START

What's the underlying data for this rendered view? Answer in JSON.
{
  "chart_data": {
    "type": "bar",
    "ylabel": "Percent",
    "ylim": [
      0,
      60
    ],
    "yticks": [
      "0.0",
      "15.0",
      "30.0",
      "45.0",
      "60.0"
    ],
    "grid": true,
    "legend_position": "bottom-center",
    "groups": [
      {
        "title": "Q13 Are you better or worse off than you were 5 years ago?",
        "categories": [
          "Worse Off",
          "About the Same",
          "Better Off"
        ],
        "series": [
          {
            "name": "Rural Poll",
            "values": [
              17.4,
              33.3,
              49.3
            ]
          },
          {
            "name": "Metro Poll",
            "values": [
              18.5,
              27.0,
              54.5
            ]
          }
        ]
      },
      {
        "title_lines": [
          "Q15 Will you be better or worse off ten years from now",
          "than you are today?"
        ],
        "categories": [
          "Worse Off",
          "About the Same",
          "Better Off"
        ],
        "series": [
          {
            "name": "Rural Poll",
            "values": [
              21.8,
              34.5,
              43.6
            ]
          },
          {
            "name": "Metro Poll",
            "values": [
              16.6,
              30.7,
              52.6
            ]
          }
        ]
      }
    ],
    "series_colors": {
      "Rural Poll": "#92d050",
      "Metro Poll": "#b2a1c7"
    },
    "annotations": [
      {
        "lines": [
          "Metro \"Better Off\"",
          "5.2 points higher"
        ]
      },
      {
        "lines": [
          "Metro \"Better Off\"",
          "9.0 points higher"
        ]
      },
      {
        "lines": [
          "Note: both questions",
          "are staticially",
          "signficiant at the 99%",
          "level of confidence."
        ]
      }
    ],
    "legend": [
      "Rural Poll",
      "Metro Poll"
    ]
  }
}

END

> [Brief]
Faithfully copy every entry, leaving nothing out.

> [Output for this task]
What's the underlying data for this rendered view? Answer in JSON.
{
  "chart_data": {
    "type": "bar",
    "ylabel": "Percent",
    "ylim": [
      0,
      60
    ],
    "yticks": [
      "0.0",
      "15.0",
      "30.0",
      "45.0",
      "60.0"
    ],
    "grid": true,
    "legend_position": "bottom-center",
    "groups": [
      {
        "title": "Q13 Are you better or worse off than you were 5 years ago?",
        "categories": [
          "Worse Off",
          "About the Same",
          "Better Off"
        ],
        "series": [
          {
            "name": "Rural Poll",
            "values": [
              17.4,
              33.3,
              49.3
            ]
          },
          {
            "name": "Metro Poll",
            "values": [
              18.5,
              27.0,
              54.5
            ]
          }
        ]
      },
      {
        "title_lines": [
          "Q15 Will you be better or worse off ten years from now",
          "than you are today?"
        ],
        "categories": [
          "Worse Off",
          "About the Same",
          "Better Off"
        ],
        "series": [
          {
            "name": "Rural Poll",
            "values": [
              21.8,
              34.5,
              43.6
            ]
          },
          {
            "name": "Metro Poll",
            "values": [
              16.6,
              30.7,
              52.6
            ]
          }
        ]
      }
    ],
    "series_colors": {
      "Rural Poll": "#92d050",
      "Metro Poll": "#b2a1c7"
    },
    "annotations": [
      {
        "lines": [
          "Metro \"Better Off\"",
          "5.2 points higher"
        ]
      },
      {
        "lines": [
          "Metro \"Better Off\"",
          "9.0 points higher"
        ]
      },
      {
        "lines": [
          "Note: both questions",
          "are staticially",
          "signficiant at the 99%",
          "level of confidence."
        ]
      }
    ],
    "legend": [
      "Rural Poll",
      "Metro Poll"
    ]
  }
}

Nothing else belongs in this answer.